→ **Problem to work on**
Write out the full set of records below exactly.
=== Supplied data ===
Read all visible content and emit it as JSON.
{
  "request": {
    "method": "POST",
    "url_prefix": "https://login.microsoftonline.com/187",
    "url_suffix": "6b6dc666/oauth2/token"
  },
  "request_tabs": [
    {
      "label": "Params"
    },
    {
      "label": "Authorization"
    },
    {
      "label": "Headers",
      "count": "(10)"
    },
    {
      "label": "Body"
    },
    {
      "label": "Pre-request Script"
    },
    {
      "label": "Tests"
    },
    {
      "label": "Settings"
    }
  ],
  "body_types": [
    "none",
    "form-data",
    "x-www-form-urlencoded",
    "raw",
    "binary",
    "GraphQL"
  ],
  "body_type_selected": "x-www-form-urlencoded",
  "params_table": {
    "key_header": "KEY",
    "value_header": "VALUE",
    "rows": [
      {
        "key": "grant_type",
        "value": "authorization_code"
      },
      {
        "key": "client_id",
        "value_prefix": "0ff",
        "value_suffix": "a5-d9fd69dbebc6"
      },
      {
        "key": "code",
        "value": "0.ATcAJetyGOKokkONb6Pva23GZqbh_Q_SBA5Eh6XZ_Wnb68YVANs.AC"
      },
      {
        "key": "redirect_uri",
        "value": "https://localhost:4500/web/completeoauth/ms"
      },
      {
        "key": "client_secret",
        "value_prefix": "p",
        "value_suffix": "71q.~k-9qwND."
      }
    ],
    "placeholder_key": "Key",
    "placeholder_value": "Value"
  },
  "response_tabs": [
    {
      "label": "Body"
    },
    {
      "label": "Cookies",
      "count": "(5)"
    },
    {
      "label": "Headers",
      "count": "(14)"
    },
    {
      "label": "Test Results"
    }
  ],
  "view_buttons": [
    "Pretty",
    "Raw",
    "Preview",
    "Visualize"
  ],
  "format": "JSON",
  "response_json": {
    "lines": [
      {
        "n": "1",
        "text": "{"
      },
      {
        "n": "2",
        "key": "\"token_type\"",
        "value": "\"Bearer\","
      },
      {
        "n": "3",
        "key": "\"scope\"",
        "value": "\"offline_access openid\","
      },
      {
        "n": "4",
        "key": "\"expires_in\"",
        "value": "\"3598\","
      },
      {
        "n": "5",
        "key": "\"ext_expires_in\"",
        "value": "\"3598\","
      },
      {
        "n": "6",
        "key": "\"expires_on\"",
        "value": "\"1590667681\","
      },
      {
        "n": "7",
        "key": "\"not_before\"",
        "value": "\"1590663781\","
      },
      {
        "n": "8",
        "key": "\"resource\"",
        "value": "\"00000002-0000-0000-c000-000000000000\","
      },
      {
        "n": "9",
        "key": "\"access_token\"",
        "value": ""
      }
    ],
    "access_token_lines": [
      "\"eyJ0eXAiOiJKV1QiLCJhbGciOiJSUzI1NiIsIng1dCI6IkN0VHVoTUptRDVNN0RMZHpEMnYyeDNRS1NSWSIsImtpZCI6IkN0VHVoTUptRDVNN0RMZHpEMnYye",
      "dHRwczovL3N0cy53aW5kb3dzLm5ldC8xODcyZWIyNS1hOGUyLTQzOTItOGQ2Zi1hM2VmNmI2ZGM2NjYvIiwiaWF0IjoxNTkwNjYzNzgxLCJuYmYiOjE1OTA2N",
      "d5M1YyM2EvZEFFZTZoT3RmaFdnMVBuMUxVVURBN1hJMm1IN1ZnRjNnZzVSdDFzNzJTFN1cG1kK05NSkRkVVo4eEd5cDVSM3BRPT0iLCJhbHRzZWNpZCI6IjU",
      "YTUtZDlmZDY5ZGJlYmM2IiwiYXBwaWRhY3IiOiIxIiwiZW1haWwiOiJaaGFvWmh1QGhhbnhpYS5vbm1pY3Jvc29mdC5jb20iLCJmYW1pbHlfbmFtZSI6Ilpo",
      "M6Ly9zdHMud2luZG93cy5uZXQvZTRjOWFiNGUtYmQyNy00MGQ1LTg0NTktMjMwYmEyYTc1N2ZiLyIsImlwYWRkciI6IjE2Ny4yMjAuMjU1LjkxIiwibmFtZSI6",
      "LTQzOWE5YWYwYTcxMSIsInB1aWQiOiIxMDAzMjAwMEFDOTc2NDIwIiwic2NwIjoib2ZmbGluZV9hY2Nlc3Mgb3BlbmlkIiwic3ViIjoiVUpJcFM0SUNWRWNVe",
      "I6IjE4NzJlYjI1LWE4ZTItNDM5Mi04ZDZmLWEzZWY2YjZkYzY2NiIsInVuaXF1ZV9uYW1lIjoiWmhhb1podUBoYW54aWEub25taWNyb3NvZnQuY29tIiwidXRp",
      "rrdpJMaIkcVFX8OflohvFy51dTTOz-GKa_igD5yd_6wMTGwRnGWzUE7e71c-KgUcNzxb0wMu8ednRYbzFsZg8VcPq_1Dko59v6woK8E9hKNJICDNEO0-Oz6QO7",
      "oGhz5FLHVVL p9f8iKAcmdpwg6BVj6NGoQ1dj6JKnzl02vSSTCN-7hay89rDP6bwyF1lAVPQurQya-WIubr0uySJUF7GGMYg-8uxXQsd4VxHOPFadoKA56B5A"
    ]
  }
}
===
→ **Exercise answer**
Read all visible content and emit it as JSON.
{
  "request": {
    "method": "POST",
    "url_prefix": "https://login.microsoftonline.com/187",
    "url_suffix": "6b6dc666/oauth2/token"
  },
  "request_tabs": [
    {
      "label": "Params"
    },
    {
      "label": "Authorization"
    },
    {
      "label": "Headers",
      "count": "(10)"
    },
    {
      "label": "Body"
    },
    {
      "label": "Pre-request Script"
    },
    {
      "label": "Tests"
    },
    {
      "label": "Settings"
    }
  ],
  "body_types": [
    "none",
    "form-data",
    "x-www-form-urlencoded",
    "raw",
    "binary",
    "GraphQL"
  ],
  "body_type_selected": "x-www-form-urlencoded",
  "params_table": {
    "key_header": "KEY",
    "value_header": "VALUE",
    "rows": [
      {
        "key": "grant_type",
        "value": "authorization_code"
      },
      {
        "key": "client_id",
        "value_prefix": "0ff",
        "value_suffix": "a5-d9fd69dbebc6"
      },
      {
        "key": "code",
        "value": "0.ATcAJetyGOKokkONb6Pva23GZqbh_Q_SBA5Eh6XZ_Wnb68YVANs.AC"
      },
      {
        "key": "redirect_uri",
        "value": "https://localhost:4500/web/completeoauth/ms"
      },
      {
        "key": "client_secret",
        "value_prefix": "p",
        "value_suffix": "71q.~k-9qwND."
      }
    ],
    "placeholder_key": "Key",
    "placeholder_value": "Value"
  },
  "response_tabs": [
    {
      "label": "Body"
    },
    {
      "label": "Cookies",
      "count": "(5)"
    },
    {
      "label": "Headers",
      "count": "(14)"
    },
    {
      "label": "Test Results"
    }
  ],
  "view_buttons": [
    "Pretty",
    "Raw",
    "Preview",
    "Visualize"
  ],
  "format": "JSON",
  "response_json": {
    "lines": [
      {
        "n": "1",
        "text": "{"
      },
      {
        "n": "2",
        "key": "\"token_type\"",
        "value": "\"Bearer\","
      },
      {
        "n": "3",
        "key": "\"scope\"",
        "value": "\"offline_access openid\","
      },
      {
        "n": "4",
        "key": "\"expires_in\"",
        "value": "\"3598\","
      },
      {
        "n": "5",
        "key": "\"ext_expires_in\"",
        "value": "\"3598\","
      },
      {
        "n": "6",
        "key": "\"expires_on\"",
        "value": "\"1590667681\","
      },
      {
        "n": "7",
        "key": "\"not_before\"",
        "value": "\"1590663781\","
      },
      {
        "n": "8",
        "key": "\"resource\"",
        "value": "\"00000002-0000-0000-c000-000000000000\","
      },
      {
        "n": "9",
        "key": "\"access_token\"",
        "value": ""
      }
    ],
    "access_token_lines": [
      "\"eyJ0eXAiOiJKV1QiLCJhbGciOiJSUzI1NiIsIng1dCI6IkN0VHVoTUptRDVNN0RMZHpEMnYyeDNRS1NSWSIsImtpZCI6IkN0VHVoTUptRDVNN0RMZHpEMnYye",
      "dHRwczovL3N0cy53aW5kb3dzLm5ldC8xODcyZWIyNS1hOGUyLTQzOTItOGQ2Zi1hM2VmNmI2ZGM2NjYvIiwiaWF0IjoxNTkwNjYzNzgxLCJuYmYiOjE1OTA2N",
      "d5M1YyM2EvZEFFZTZoT3RmaFdnMVBuMUxVVURBN1hJMm1IN1ZnRjNnZzVSdDFzNzJTFN1cG1kK05NSkRkVVo4eEd5cDVSM3BRPT0iLCJhbHRzZWNpZCI6IjU",
      "YTUtZDlmZDY5ZGJlYmM2IiwiYXBwaWRhY3IiOiIxIiwiZW1haWwiOiJaaGFvWmh1QGhhbnhpYS5vbm1pY3Jvc29mdC5jb20iLCJmYW1pbHlfbmFtZSI6Ilpo",
      "M6Ly9zdHMud2luZG93cy5uZXQvZTRjOWFiNGUtYmQyNy00MGQ1LTg0NTktMjMwYmEyYTc1N2ZiLyIsImlwYWRkciI6IjE2Ny4yMjAuMjU1LjkxIiwibmFtZSI6",
      "LTQzOWE5YWYwYTcxMSIsInB1aWQiOiIxMDAzMjAwMEFDOTc2NDIwIiwic2NwIjoib2ZmbGluZV9hY2Nlc3Mgb3BlbmlkIiwic3ViIjoiVUpJcFM0SUNWRWNVe",
      "I6IjE4NzJlYjI1LWE4ZTItNDM5Mi04ZDZmLWEzZWY2YjZkYzY2NiIsInVuaXF1ZV9uYW1lIjoiWmhhb1podUBoYW54aWEub25taWNyb3NvZnQuY29tIiwidXRp",
      "rrdpJMaIkcVFX8OflohvFy51dTTOz-GKa_igD5yd_6wMTGwRnGWzUE7e71c-KgUcNzxb0wMu8ednRYbzFsZg8VcPq_1Dko59v6woK8E9hKNJICDNEO0-Oz6QO7",
      "oGhz5FLHVVL p9f8iKAcmdpwg6BVj6NGoQ1dj6JKnzl02vSSTCN-7hay89rDP6bwyF1lAVPQurQya-WIubr0uySJUF7GGMYg-8uxXQsd4VxHOPFadoKA56B5A"
    ]
  }
}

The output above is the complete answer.